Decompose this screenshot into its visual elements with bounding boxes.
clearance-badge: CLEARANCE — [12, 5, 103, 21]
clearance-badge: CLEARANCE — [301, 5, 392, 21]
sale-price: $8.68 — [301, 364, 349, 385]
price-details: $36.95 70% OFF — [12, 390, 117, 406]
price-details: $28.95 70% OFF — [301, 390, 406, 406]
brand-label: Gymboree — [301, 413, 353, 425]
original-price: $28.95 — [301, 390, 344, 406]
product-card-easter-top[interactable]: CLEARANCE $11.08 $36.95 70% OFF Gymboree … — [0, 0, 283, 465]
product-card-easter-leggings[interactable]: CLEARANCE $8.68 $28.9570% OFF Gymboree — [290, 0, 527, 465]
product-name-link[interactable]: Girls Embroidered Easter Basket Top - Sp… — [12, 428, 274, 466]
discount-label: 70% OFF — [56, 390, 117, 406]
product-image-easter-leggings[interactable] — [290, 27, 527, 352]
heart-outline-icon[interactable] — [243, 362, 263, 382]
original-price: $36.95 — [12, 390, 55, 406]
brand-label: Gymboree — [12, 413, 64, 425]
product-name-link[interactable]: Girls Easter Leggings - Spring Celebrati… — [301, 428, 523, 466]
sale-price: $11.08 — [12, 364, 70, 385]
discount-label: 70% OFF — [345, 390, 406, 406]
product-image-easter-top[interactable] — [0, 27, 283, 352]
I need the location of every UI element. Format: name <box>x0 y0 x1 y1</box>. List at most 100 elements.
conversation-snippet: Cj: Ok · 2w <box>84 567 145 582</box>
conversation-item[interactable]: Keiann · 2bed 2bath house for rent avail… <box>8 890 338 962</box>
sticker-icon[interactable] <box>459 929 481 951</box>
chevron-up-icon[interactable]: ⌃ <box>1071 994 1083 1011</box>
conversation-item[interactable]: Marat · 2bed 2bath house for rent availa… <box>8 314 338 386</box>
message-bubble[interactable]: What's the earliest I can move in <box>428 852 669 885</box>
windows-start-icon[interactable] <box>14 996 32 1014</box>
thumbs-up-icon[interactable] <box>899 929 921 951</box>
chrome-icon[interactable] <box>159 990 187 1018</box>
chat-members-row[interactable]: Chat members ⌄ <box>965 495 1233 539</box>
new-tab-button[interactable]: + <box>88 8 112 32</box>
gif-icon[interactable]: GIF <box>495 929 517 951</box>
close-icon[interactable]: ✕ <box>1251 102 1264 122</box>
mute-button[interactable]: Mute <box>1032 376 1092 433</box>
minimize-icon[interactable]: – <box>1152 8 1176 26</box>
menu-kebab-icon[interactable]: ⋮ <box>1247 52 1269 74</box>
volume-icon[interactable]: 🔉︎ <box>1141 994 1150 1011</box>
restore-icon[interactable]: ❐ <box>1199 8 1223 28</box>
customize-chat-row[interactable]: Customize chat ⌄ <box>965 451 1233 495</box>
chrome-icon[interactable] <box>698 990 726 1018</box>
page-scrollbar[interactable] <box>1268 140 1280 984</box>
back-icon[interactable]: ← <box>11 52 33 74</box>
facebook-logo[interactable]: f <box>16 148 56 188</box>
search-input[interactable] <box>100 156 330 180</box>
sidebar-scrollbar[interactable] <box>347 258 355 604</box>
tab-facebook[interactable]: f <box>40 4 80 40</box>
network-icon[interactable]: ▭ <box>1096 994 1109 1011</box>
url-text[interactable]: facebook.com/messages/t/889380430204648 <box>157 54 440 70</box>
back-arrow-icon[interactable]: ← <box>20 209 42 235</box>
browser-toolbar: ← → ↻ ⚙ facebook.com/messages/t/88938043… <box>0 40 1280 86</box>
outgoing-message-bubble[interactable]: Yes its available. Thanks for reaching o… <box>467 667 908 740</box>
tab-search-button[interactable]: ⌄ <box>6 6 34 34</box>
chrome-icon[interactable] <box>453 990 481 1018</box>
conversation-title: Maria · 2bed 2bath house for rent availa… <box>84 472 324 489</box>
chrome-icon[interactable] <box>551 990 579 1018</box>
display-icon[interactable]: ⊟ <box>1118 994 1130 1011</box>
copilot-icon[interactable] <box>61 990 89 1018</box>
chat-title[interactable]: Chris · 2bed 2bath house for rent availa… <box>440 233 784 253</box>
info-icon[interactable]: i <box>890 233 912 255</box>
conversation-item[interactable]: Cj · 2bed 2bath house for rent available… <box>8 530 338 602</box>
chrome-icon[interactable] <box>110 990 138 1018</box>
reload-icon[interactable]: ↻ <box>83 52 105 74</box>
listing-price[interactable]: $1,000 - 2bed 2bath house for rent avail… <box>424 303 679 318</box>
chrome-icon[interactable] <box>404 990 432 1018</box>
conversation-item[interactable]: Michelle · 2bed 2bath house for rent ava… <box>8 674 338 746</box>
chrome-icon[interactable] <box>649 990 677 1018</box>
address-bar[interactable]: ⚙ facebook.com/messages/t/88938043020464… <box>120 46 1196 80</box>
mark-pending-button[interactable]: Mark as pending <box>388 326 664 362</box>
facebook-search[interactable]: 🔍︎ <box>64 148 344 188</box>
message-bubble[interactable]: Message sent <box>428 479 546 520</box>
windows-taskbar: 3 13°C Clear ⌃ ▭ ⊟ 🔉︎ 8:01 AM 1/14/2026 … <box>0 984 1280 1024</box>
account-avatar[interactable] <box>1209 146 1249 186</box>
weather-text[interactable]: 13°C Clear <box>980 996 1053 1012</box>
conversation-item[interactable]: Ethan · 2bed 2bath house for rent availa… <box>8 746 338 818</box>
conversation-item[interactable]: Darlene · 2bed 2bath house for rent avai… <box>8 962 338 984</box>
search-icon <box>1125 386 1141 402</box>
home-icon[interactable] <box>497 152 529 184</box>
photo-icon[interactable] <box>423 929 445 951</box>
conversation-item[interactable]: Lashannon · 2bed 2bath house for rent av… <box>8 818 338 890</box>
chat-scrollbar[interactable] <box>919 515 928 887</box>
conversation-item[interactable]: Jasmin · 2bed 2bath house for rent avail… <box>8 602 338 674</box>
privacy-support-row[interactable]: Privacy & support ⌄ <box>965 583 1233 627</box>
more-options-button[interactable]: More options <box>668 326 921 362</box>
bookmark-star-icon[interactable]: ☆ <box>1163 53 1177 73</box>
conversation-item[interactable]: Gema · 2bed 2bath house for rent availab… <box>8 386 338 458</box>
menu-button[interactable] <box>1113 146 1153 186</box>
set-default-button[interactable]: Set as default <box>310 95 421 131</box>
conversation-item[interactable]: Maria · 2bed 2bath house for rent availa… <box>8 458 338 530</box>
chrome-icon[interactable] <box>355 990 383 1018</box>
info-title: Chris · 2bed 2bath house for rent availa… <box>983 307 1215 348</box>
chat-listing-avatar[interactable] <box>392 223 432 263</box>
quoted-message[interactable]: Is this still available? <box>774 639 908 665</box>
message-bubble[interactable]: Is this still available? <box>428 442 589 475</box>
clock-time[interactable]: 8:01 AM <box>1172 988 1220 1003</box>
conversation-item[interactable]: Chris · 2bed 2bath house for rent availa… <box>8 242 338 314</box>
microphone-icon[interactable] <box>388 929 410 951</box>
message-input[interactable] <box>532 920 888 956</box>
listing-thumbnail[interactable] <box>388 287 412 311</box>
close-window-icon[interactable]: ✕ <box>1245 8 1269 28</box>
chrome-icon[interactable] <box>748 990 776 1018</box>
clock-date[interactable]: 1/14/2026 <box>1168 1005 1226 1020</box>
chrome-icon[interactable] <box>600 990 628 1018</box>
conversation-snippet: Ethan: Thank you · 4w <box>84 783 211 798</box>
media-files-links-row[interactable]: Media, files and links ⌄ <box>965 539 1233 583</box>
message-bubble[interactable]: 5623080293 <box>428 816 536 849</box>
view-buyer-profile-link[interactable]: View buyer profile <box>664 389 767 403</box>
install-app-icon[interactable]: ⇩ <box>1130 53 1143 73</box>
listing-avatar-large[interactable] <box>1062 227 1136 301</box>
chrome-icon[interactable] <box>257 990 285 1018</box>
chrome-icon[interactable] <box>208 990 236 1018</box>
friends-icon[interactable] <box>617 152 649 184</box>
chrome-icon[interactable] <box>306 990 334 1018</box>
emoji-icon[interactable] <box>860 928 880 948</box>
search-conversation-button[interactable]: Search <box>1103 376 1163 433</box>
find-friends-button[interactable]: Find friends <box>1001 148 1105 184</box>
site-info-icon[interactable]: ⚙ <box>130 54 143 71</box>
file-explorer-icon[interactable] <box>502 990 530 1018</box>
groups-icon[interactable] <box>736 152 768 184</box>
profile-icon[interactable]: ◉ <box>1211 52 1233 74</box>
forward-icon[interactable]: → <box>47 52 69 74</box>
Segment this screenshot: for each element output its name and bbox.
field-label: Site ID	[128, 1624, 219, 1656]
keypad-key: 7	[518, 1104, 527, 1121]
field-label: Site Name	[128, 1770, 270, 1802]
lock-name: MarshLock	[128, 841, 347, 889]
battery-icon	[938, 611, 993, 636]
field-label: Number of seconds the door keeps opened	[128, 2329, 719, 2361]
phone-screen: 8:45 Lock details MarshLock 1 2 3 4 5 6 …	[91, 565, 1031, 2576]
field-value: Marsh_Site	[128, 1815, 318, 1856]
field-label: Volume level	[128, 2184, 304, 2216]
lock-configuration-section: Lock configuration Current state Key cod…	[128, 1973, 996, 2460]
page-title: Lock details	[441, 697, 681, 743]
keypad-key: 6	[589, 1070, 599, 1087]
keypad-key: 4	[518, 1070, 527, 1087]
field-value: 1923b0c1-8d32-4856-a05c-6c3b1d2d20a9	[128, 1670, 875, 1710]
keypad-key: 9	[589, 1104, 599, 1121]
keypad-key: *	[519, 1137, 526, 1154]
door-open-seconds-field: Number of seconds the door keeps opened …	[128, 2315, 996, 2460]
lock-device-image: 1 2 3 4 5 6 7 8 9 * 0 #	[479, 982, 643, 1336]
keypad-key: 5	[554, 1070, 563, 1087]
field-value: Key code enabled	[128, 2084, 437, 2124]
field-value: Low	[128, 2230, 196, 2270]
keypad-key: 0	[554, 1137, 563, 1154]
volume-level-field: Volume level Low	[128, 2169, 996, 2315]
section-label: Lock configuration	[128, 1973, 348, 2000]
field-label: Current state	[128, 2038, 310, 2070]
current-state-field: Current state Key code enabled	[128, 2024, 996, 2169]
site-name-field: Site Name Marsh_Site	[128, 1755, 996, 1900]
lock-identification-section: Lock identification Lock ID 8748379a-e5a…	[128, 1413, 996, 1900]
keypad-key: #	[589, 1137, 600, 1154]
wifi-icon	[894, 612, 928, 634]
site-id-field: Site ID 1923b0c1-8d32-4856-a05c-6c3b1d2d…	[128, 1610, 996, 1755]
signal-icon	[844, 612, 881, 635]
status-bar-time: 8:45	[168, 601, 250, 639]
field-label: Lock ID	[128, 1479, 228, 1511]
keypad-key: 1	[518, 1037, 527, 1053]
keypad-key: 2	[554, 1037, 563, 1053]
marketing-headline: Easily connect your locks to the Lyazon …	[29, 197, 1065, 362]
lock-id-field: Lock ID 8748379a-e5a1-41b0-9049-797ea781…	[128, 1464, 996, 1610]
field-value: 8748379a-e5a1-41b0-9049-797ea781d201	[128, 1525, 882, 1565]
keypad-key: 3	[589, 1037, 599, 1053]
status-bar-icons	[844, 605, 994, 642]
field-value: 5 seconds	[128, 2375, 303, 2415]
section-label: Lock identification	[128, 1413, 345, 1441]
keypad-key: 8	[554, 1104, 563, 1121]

**Directions for this task:** Locate every line above that contains the string "label" and copy each one in full, treating uppercase and lowercase letters as different.

**In response:**
brand-label: Gymboree — [301, 413, 353, 425]
discount-label: 70% OFF — [56, 390, 117, 406]
brand-label: Gymboree — [12, 413, 64, 425]
discount-label: 70% OFF — [345, 390, 406, 406]
field-label: Site ID	[128, 1624, 219, 1656]
field-label: Site Name	[128, 1770, 270, 1802]
field-label: Number of seconds the door keeps opened	[128, 2329, 719, 2361]
field-label: Volume level	[128, 2184, 304, 2216]
section-label: Lock configuration	[128, 1973, 348, 2000]
field-label: Current state	[128, 2038, 310, 2070]
field-label: Lock ID	[128, 1479, 228, 1511]
section-label: Lock identification	[128, 1413, 345, 1441]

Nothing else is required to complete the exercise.